─── RECORDS PROVIDED ───

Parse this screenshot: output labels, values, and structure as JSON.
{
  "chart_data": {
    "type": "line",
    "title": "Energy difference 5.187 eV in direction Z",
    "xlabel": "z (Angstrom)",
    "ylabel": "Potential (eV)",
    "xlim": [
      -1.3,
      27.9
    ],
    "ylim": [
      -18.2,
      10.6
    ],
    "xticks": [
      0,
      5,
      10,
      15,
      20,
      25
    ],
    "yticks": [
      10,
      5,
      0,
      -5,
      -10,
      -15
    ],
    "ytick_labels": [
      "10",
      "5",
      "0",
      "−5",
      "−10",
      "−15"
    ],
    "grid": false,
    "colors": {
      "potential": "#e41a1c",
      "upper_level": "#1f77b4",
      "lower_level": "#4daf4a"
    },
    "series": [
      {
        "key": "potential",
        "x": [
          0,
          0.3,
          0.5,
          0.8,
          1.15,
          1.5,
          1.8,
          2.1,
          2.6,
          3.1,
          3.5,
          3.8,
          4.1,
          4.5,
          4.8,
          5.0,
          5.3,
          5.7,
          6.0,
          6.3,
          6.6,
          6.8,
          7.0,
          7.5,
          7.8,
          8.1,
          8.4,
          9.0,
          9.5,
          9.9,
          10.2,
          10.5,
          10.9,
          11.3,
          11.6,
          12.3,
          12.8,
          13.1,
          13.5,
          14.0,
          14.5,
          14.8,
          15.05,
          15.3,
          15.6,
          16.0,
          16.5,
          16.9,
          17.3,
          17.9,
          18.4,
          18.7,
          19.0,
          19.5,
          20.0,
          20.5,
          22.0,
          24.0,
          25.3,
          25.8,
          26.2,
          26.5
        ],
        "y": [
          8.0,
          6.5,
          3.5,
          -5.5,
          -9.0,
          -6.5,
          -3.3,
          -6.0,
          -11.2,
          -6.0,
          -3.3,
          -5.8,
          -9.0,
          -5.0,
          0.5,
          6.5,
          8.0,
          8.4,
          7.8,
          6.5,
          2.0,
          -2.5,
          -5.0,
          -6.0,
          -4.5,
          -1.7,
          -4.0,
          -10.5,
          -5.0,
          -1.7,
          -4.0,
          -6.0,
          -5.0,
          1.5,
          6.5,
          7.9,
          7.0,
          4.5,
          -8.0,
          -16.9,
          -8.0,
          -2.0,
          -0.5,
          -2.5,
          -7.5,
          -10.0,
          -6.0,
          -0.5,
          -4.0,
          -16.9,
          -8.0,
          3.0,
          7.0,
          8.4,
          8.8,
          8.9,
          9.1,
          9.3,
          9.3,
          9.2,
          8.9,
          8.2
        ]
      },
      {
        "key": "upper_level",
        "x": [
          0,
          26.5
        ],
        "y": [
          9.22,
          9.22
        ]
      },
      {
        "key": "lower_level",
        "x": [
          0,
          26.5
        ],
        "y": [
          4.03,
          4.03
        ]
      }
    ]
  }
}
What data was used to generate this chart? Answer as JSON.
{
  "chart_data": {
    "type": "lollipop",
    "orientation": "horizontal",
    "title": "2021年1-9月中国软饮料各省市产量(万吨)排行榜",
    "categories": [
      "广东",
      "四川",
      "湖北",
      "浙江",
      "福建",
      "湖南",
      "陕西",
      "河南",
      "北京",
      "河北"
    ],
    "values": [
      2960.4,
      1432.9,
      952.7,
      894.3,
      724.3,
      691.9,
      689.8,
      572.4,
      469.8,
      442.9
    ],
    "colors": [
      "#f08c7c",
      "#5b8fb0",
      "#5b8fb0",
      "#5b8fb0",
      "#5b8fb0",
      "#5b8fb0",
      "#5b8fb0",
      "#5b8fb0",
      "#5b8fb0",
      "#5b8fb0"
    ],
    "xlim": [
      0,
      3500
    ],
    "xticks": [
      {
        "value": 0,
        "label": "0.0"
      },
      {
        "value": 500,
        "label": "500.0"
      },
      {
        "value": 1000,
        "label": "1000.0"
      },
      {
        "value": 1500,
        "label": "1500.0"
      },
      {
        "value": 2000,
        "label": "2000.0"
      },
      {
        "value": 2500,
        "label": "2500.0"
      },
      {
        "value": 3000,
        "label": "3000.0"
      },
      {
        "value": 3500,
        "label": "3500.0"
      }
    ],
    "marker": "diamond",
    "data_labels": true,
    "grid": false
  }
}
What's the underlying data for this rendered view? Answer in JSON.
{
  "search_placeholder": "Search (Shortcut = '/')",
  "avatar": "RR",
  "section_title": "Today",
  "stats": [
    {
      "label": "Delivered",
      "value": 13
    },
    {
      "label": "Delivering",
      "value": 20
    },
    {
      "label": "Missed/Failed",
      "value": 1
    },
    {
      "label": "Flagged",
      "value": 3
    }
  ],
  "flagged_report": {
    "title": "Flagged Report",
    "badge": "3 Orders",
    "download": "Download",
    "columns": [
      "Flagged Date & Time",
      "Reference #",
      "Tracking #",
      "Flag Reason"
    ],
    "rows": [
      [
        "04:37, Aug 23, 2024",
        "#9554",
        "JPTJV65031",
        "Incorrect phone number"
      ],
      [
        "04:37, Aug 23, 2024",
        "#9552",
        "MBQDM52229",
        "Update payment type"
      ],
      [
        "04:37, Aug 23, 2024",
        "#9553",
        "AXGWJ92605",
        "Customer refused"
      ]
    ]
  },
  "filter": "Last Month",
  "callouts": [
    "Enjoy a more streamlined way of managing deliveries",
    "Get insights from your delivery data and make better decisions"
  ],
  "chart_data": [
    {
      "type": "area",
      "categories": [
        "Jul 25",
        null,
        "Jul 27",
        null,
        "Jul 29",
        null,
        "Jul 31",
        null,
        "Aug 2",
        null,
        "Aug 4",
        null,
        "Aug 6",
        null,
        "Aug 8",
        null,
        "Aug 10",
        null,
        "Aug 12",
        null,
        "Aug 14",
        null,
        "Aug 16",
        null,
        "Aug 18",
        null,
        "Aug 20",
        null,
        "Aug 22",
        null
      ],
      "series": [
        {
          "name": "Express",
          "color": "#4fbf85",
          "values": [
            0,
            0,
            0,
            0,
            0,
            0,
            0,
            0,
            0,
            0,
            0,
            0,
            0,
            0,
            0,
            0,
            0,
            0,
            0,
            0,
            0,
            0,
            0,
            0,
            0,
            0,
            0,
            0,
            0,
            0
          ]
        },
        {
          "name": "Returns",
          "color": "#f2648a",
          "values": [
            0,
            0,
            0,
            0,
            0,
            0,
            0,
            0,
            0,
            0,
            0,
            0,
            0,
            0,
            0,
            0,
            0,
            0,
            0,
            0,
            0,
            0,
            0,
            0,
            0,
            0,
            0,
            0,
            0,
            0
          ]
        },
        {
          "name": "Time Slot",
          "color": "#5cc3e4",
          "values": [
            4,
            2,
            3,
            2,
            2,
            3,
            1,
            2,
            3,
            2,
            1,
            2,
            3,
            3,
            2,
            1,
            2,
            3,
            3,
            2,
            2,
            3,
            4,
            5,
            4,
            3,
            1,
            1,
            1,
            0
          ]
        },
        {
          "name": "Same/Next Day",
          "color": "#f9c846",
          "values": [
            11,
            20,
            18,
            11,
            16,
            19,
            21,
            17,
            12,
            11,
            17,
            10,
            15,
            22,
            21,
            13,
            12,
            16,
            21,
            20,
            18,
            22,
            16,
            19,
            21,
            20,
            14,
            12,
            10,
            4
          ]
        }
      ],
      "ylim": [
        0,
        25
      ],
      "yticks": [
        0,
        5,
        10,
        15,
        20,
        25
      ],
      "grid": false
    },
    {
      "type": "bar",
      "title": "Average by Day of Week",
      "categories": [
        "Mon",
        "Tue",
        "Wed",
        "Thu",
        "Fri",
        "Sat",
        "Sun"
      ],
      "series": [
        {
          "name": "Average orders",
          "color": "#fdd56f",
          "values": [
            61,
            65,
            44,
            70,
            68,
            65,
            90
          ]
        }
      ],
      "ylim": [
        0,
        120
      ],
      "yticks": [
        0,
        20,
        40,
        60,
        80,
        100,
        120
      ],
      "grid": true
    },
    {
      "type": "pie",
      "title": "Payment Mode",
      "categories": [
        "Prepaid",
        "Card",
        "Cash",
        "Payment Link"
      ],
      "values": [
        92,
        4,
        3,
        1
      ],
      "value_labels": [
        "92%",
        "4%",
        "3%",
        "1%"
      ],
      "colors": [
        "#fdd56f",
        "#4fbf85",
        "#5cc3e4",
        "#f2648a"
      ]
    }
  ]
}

───

Filter the records, keeping only lines that contain "type", and show those lines.

    "type": "line",
    "type": "lollipop",
        "Update payment type"
      "type": "area",
      "type": "bar",
      "type": "pie",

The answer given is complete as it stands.